# QUOTED PASSAGE
/---

Why enter a reading of through the extent, a painterly body of work, through the condition of the poor image and documentary claims to truth? Such an oblique entry can be tempered by some propositions around the conditions of abstraction under which imaginaries are produced, circulated and received. Abstraction in painting is often countered with critiques of utopian and transcendent claims to the work of formalism. In this sense abstraction is somewhat obsolete, a closed category of a modernist and art historical engagement. But abstraction is also manifest in the economic, the social, and the political – as a gesture of movement, fluidity, obfuscation, power, modulation, and triangulation, that can and has been theorised and lived beyond the canvas. What of abstraction as it is lived? Abstraction modulates between different modes of representation, different signifiers that aid in the production of spaces. Economic abstraction most clearly is manifest in the circulation of money and in financial networks and systems. This is an abstraction that mediates the space of neoliberal practices. It is in this sense that art historian Sven Lütticken writes that we are all “natives of abstraction”, that abstraction is lived through the mediation of state and market policies. The flipside of this proposition is that abstraction has very real, concrete and material consequences and accruals for people and the spaces in which they live, traverse, and think about. In an act of temporal complication Maria Lind has put forward the suggestion of reading abstraction in the contemporary by returning to the Latin etymology of the term: abstrahere, to withdraw, to step aside. For Lind withdrawal, intentional obstruction, and entering a conceptual space at an angle are all signs of a kind of abstraction that is being pursued by socially engaged artists, and particularly as a form and strategy of contemporary collectivisation and self-organisation. As a performative tool, Lind positions abstraction squarely in the realm of the political and as part of an activist practice. What we can see is that abstraction as it is lived is divergent. There is the abstraction of a neoliberal present and the abstraction of resistance. And so there is a tension between validation and retraction.

\---

# RECORD EXCERPTS
/---

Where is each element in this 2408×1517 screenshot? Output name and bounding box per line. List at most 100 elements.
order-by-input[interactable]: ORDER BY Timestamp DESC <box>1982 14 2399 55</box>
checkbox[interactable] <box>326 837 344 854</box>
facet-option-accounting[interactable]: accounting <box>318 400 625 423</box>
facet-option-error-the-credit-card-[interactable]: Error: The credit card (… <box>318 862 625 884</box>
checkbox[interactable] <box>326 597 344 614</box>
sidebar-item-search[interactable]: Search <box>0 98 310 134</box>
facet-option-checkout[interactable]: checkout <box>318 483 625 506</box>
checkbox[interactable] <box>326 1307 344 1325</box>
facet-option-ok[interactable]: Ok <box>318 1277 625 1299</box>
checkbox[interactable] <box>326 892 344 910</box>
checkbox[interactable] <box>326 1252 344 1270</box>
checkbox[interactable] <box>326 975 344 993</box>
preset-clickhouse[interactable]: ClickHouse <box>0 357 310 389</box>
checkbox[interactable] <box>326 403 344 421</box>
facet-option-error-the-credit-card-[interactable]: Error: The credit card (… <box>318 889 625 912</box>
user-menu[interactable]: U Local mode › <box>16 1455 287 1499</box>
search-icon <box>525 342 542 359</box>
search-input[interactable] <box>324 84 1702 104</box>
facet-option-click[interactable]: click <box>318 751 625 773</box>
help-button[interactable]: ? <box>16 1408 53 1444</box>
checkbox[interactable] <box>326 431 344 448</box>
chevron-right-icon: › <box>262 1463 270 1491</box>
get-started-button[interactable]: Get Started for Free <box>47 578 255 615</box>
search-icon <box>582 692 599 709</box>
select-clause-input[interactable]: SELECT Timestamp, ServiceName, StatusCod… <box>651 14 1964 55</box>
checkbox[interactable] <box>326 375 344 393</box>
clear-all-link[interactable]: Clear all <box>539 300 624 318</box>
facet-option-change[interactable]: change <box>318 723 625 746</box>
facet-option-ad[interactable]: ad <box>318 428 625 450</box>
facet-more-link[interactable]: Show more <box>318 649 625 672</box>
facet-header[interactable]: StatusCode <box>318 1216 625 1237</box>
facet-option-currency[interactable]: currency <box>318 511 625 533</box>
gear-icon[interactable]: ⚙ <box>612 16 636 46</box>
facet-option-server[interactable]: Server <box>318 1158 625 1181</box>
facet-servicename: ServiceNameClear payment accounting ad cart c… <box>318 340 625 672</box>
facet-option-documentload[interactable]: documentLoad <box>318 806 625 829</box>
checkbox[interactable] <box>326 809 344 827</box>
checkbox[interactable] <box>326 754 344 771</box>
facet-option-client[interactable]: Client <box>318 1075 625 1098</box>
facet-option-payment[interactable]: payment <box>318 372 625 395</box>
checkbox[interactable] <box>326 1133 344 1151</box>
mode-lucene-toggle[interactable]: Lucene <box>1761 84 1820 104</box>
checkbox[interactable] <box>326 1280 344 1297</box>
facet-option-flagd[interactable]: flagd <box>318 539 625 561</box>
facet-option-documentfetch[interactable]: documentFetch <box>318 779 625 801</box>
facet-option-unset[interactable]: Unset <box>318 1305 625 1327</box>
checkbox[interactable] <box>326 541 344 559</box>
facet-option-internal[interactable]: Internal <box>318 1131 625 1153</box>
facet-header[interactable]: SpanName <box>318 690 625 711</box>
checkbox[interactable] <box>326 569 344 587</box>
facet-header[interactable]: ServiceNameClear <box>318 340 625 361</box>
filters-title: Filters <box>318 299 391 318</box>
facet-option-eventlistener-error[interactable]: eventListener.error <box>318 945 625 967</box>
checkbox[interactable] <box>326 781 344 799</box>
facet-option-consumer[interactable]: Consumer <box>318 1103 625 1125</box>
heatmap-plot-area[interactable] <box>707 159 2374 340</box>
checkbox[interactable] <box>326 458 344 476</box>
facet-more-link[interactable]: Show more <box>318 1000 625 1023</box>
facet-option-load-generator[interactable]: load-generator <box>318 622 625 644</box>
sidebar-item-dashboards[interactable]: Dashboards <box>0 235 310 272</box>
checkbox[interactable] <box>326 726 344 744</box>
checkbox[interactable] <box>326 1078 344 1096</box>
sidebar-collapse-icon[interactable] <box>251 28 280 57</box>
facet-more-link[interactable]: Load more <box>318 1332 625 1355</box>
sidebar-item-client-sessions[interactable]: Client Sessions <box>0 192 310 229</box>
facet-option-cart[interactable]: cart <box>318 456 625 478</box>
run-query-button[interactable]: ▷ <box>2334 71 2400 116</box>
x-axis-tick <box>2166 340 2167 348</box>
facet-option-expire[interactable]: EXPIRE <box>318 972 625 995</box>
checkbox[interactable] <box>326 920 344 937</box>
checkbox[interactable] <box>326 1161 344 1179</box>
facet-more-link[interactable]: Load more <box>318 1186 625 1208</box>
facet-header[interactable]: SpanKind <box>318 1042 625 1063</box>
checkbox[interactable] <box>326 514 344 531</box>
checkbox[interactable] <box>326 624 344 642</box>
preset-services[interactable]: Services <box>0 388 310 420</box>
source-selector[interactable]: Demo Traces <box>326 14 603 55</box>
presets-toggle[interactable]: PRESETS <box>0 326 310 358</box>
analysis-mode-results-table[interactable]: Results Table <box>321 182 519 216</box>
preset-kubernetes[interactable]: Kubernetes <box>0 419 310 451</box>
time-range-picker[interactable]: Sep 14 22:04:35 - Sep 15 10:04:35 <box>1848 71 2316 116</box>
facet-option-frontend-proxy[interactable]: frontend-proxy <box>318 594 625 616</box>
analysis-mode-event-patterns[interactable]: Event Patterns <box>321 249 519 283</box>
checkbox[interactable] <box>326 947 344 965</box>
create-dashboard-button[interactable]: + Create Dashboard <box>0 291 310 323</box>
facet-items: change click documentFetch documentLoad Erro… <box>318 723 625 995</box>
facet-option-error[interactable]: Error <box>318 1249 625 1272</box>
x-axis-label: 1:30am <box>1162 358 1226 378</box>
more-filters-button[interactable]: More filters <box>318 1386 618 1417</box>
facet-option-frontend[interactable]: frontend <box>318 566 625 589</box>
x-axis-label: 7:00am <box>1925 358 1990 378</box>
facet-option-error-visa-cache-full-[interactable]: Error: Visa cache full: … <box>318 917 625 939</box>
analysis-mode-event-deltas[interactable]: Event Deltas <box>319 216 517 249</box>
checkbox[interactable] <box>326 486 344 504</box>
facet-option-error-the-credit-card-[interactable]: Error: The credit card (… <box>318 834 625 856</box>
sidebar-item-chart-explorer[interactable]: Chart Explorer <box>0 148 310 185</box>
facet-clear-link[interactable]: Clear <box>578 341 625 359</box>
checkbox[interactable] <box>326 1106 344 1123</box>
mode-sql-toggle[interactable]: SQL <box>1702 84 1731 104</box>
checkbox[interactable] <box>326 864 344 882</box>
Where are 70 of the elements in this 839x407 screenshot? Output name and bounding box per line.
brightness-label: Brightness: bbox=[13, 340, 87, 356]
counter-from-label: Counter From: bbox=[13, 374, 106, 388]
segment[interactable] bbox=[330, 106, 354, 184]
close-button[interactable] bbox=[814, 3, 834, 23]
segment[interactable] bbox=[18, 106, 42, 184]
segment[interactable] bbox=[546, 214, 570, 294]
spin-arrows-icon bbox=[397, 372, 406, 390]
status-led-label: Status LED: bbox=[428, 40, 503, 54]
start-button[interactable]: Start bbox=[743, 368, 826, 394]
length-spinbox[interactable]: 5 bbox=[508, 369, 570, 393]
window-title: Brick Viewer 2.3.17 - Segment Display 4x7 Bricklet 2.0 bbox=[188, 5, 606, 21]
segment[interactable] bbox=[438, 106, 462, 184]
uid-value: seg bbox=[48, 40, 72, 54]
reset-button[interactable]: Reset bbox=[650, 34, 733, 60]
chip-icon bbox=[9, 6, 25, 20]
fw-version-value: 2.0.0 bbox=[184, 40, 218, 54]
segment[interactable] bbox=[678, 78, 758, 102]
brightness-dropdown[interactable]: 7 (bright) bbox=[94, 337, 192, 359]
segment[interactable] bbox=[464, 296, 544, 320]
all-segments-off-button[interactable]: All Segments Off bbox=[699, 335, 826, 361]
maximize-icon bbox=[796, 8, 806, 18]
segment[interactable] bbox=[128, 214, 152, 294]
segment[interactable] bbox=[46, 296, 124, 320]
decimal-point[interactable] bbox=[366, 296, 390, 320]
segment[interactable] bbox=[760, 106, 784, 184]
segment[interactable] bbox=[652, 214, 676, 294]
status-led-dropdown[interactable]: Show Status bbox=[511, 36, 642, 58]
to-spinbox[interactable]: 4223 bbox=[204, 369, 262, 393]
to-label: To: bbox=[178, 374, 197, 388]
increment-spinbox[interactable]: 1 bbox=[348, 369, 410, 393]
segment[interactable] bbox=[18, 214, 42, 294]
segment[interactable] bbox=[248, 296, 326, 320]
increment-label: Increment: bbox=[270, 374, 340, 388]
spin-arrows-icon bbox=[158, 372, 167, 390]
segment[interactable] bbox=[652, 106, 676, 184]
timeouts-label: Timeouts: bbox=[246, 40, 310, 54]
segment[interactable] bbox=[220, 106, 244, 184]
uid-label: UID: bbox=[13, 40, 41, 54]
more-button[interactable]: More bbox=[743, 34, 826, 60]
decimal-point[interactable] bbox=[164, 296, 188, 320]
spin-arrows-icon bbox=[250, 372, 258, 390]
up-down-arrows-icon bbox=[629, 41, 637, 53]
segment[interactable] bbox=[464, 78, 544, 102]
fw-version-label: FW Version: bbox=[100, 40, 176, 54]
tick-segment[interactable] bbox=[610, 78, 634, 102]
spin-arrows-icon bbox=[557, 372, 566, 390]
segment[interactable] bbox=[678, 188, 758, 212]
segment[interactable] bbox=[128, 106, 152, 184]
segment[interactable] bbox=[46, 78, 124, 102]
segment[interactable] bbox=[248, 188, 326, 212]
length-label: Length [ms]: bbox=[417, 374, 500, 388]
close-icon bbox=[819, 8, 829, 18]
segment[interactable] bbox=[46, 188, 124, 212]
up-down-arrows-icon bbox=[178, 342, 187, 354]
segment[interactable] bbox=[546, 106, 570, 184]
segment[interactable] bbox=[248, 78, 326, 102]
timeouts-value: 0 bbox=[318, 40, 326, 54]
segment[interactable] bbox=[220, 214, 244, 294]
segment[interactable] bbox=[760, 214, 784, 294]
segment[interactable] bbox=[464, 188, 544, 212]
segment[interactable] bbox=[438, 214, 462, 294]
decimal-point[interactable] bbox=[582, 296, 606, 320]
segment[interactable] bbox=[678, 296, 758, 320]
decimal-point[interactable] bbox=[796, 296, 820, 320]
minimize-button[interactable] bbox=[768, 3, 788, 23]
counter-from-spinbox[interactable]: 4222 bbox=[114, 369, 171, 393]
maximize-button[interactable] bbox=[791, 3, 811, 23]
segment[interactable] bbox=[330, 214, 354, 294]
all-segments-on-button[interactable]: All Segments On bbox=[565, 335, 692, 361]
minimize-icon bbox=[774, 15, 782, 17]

\---

# TASKS TO CARRY OUT
1. In the passage on abstraction, which Latin term does Maria Lind go back to, and what does it mean?
2. List every row that contains the string "ServiceNameClear".

# SOLVED PROBLEMS
1. Abstrahere, meaning to withdraw, to step aside.

2.
facet-servicename: ServiceNameClear payment accounting ad cart c… <box>318 340 625 672</box>
facet-header[interactable]: ServiceNameClear <box>318 340 625 361</box>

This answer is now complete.